>> start

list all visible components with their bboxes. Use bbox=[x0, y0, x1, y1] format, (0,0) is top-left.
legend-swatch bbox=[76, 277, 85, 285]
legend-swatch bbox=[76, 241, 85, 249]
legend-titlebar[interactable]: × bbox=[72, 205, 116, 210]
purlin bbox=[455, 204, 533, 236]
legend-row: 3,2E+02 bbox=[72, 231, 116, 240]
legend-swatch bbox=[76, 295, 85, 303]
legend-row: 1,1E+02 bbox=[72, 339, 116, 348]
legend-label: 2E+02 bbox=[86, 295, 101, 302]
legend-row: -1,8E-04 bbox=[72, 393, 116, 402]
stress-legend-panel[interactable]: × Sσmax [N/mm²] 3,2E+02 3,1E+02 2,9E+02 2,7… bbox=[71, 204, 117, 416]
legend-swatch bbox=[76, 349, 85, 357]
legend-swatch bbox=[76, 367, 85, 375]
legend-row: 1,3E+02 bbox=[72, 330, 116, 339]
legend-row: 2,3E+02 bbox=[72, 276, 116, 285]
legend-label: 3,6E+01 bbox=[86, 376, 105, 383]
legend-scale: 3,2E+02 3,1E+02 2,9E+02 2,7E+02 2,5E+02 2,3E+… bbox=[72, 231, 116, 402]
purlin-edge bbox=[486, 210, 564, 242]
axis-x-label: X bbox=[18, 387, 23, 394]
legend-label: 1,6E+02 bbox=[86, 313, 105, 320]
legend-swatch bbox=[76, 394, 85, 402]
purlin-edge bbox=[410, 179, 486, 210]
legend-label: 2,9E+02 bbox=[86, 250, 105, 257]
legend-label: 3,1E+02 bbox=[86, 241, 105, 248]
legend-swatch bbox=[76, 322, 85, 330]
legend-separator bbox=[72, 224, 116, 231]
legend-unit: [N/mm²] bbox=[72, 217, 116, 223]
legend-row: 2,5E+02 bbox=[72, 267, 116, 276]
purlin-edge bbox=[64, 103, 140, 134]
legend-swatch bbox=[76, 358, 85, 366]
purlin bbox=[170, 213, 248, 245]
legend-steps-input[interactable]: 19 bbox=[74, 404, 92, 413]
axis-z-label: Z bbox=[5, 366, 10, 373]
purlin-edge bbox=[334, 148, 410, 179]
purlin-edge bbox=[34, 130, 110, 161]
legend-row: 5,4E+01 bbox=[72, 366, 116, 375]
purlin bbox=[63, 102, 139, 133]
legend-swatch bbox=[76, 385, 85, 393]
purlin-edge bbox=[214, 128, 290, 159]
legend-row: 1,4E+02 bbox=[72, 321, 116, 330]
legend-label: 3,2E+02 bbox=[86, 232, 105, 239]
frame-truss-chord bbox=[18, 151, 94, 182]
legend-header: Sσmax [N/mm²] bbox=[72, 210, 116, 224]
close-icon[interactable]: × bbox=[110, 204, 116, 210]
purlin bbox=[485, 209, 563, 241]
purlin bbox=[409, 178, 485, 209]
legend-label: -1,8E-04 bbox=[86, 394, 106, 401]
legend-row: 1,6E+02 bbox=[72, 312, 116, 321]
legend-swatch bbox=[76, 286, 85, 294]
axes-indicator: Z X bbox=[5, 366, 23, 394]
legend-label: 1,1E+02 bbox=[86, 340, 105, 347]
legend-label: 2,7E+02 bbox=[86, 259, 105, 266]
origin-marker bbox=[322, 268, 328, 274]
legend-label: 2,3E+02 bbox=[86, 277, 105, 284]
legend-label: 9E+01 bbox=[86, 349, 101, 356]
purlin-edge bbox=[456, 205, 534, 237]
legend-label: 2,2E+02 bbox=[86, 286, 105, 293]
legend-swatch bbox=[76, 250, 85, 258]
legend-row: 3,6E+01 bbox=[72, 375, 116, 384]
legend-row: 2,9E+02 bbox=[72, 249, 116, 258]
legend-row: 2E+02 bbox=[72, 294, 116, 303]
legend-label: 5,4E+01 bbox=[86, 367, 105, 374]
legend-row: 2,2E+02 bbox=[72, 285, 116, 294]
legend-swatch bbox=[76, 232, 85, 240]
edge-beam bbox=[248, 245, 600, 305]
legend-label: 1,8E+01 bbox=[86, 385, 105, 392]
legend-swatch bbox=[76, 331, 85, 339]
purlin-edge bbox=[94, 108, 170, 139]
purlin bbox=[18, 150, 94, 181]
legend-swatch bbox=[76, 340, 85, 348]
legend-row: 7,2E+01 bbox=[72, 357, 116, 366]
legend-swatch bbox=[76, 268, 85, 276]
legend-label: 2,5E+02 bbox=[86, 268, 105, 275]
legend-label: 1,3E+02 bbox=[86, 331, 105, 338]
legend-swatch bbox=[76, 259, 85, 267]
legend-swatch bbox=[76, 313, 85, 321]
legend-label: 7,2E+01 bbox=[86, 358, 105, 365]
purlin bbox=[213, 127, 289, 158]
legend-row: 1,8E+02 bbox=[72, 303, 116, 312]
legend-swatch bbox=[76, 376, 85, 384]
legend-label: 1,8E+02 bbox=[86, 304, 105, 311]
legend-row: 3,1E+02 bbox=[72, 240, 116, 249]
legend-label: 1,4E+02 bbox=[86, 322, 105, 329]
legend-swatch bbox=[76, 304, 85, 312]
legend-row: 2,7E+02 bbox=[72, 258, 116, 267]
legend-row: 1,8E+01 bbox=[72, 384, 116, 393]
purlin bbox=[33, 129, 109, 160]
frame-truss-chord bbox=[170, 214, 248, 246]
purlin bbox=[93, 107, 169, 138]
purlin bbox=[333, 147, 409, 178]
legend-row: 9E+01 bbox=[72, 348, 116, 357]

>> end

== TASK DETAILS ==
Update the items above by changing every "legend-swatch" to "color-swatch", and leave everything else as it is.

== SOLUTION BELOW ==
list all visible components with their bboxes. Use bbox=[x0, y0, x1, y1] format, (0,0) is top-left.
color-swatch bbox=[76, 277, 85, 285]
color-swatch bbox=[76, 241, 85, 249]
legend-titlebar[interactable]: × bbox=[72, 205, 116, 210]
purlin bbox=[455, 204, 533, 236]
legend-row: 3,2E+02 bbox=[72, 231, 116, 240]
color-swatch bbox=[76, 295, 85, 303]
legend-row: 1,1E+02 bbox=[72, 339, 116, 348]
legend-label: 2E+02 bbox=[86, 295, 101, 302]
legend-row: -1,8E-04 bbox=[72, 393, 116, 402]
stress-legend-panel[interactable]: × Sσmax [N/mm²] 3,2E+02 3,1E+02 2,9E+02 2,7… bbox=[71, 204, 117, 416]
color-swatch bbox=[76, 349, 85, 357]
color-swatch bbox=[76, 367, 85, 375]
legend-row: 1,3E+02 bbox=[72, 330, 116, 339]
legend-row: 2,3E+02 bbox=[72, 276, 116, 285]
legend-label: 3,6E+01 bbox=[86, 376, 105, 383]
legend-scale: 3,2E+02 3,1E+02 2,9E+02 2,7E+02 2,5E+02 2,3E+… bbox=[72, 231, 116, 402]
purlin-edge bbox=[486, 210, 564, 242]
axis-x-label: X bbox=[18, 387, 23, 394]
legend-label: 1,6E+02 bbox=[86, 313, 105, 320]
color-swatch bbox=[76, 394, 85, 402]
purlin-edge bbox=[410, 179, 486, 210]
legend-label: 2,9E+02 bbox=[86, 250, 105, 257]
legend-label: 3,1E+02 bbox=[86, 241, 105, 248]
color-swatch bbox=[76, 322, 85, 330]
legend-separator bbox=[72, 224, 116, 231]
legend-unit: [N/mm²] bbox=[72, 217, 116, 223]
legend-row: 2,5E+02 bbox=[72, 267, 116, 276]
purlin-edge bbox=[64, 103, 140, 134]
color-swatch bbox=[76, 358, 85, 366]
purlin bbox=[170, 213, 248, 245]
legend-steps-input[interactable]: 19 bbox=[74, 404, 92, 413]
axis-z-label: Z bbox=[5, 366, 10, 373]
purlin-edge bbox=[334, 148, 410, 179]
purlin-edge bbox=[34, 130, 110, 161]
legend-row: 5,4E+01 bbox=[72, 366, 116, 375]
purlin bbox=[63, 102, 139, 133]
color-swatch bbox=[76, 385, 85, 393]
purlin-edge bbox=[214, 128, 290, 159]
legend-row: 1,4E+02 bbox=[72, 321, 116, 330]
legend-label: 3,2E+02 bbox=[86, 232, 105, 239]
frame-truss-chord bbox=[18, 151, 94, 182]
legend-header: Sσmax [N/mm²] bbox=[72, 210, 116, 224]
close-icon[interactable]: × bbox=[110, 204, 116, 210]
purlin bbox=[485, 209, 563, 241]
purlin bbox=[409, 178, 485, 209]
legend-label: -1,8E-04 bbox=[86, 394, 106, 401]
legend-row: 1,6E+02 bbox=[72, 312, 116, 321]
color-swatch bbox=[76, 286, 85, 294]
axes-indicator: Z X bbox=[5, 366, 23, 394]
legend-label: 1,1E+02 bbox=[86, 340, 105, 347]
legend-label: 2,7E+02 bbox=[86, 259, 105, 266]
origin-marker bbox=[322, 268, 328, 274]
legend-label: 2,3E+02 bbox=[86, 277, 105, 284]
legend-label: 9E+01 bbox=[86, 349, 101, 356]
purlin-edge bbox=[456, 205, 534, 237]
legend-label: 2,2E+02 bbox=[86, 286, 105, 293]
color-swatch bbox=[76, 250, 85, 258]
legend-row: 3,6E+01 bbox=[72, 375, 116, 384]
legend-row: 2,9E+02 bbox=[72, 249, 116, 258]
legend-row: 2E+02 bbox=[72, 294, 116, 303]
legend-label: 5,4E+01 bbox=[86, 367, 105, 374]
legend-row: 2,2E+02 bbox=[72, 285, 116, 294]
color-swatch bbox=[76, 232, 85, 240]
edge-beam bbox=[248, 245, 600, 305]
legend-label: 1,8E+01 bbox=[86, 385, 105, 392]
color-swatch bbox=[76, 331, 85, 339]
purlin-edge bbox=[94, 108, 170, 139]
purlin bbox=[18, 150, 94, 181]
color-swatch bbox=[76, 340, 85, 348]
legend-row: 7,2E+01 bbox=[72, 357, 116, 366]
color-swatch bbox=[76, 268, 85, 276]
legend-label: 2,5E+02 bbox=[86, 268, 105, 275]
legend-label: 1,3E+02 bbox=[86, 331, 105, 338]
color-swatch bbox=[76, 259, 85, 267]
color-swatch bbox=[76, 313, 85, 321]
legend-label: 7,2E+01 bbox=[86, 358, 105, 365]
purlin bbox=[213, 127, 289, 158]
legend-row: 1,8E+02 bbox=[72, 303, 116, 312]
color-swatch bbox=[76, 376, 85, 384]
legend-label: 1,8E+02 bbox=[86, 304, 105, 311]
legend-row: 3,1E+02 bbox=[72, 240, 116, 249]
legend-label: 1,4E+02 bbox=[86, 322, 105, 329]
color-swatch bbox=[76, 304, 85, 312]
legend-row: 2,7E+02 bbox=[72, 258, 116, 267]
legend-row: 1,8E+01 bbox=[72, 384, 116, 393]
purlin bbox=[33, 129, 109, 160]
frame-truss-chord bbox=[170, 214, 248, 246]
purlin bbox=[93, 107, 169, 138]
purlin bbox=[333, 147, 409, 178]
legend-row: 9E+01 bbox=[72, 348, 116, 357]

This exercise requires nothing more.